**TASK BRIEF**:
Records follow. Copy every line with "征地转非参保".
···
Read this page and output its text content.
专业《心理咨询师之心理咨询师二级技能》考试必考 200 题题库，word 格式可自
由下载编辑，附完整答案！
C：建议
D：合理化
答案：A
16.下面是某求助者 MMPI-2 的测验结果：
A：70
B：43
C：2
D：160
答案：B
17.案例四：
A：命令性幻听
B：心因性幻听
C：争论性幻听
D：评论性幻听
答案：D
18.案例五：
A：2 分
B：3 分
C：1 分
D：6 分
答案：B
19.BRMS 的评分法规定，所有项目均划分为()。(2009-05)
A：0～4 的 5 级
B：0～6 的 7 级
···
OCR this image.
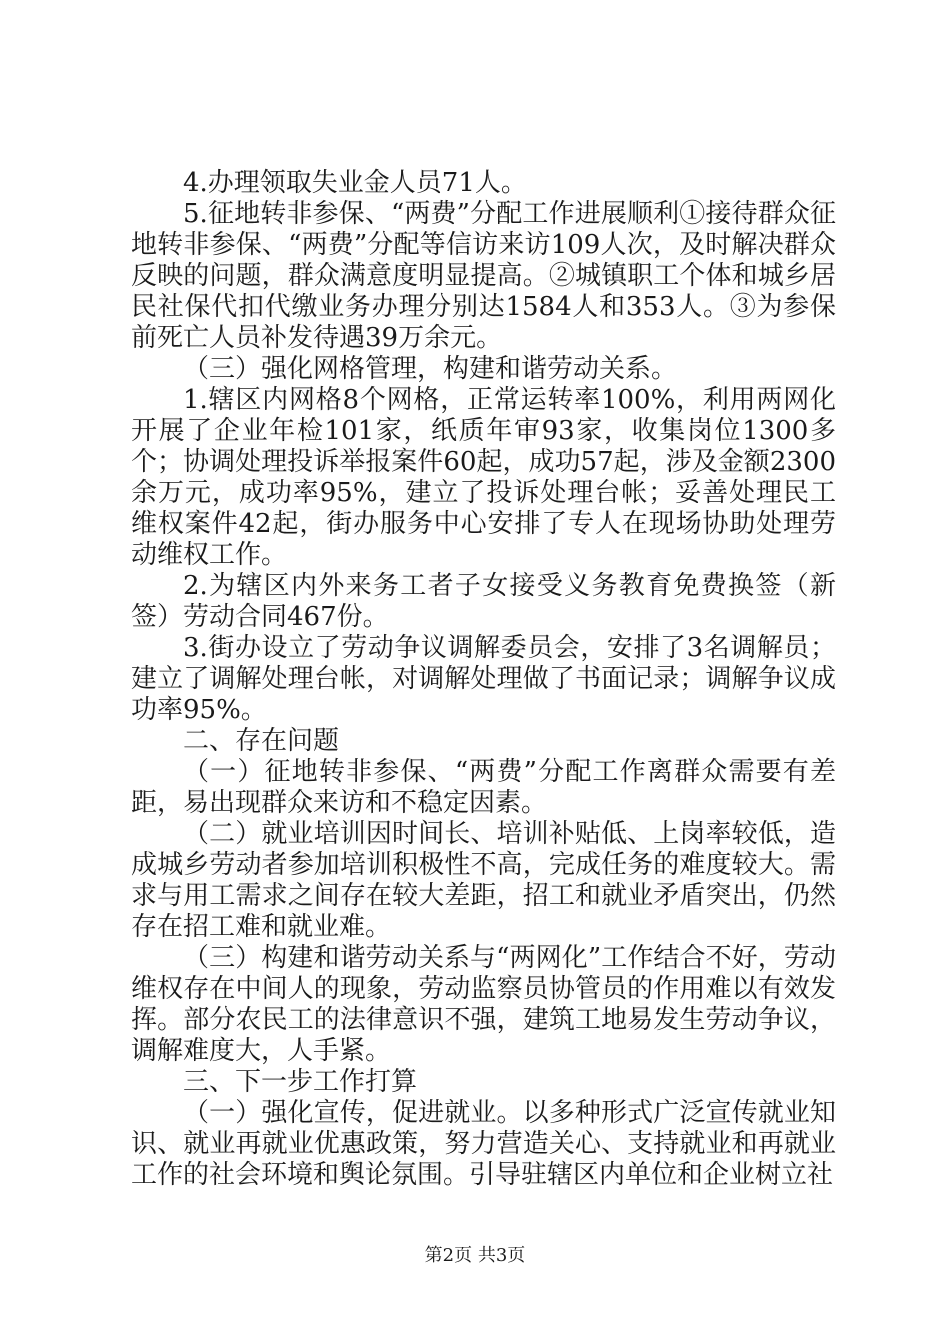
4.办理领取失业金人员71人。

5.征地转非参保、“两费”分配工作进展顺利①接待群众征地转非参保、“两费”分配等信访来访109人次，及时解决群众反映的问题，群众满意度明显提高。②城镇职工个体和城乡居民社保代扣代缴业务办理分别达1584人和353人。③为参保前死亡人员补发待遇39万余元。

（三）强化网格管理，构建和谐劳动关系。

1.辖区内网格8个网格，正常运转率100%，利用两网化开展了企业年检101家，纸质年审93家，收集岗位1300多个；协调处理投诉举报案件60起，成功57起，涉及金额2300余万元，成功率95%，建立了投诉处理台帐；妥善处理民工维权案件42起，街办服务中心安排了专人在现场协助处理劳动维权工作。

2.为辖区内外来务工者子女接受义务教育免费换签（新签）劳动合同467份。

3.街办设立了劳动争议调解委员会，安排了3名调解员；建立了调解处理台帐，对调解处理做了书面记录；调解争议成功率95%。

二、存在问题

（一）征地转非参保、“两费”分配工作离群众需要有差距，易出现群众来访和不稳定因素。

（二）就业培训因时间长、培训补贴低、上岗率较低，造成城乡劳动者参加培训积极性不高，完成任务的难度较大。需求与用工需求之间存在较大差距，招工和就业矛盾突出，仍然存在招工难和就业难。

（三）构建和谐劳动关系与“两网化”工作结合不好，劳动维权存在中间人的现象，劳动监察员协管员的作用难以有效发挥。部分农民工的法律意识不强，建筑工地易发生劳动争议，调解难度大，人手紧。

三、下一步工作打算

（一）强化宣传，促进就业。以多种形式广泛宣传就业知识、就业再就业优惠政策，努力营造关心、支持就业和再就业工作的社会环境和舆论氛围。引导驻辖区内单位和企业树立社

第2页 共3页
···
**OUTPUT OF THE TASK**:
5.征地转非参保、“两费”分配工作进展顺利①接待群众征地转非参保、“两费”分配等信访来访109人次，及时解决群众反映的问题，群众满意度明显提高。②城镇职工个体和城乡居民社保代扣代缴业务办理分别达1584人和353人。③为参保前死亡人员补发待遇39万余元。
（一）征地转非参保、“两费”分配工作离群众需要有差距，易出现群众来访和不稳定因素。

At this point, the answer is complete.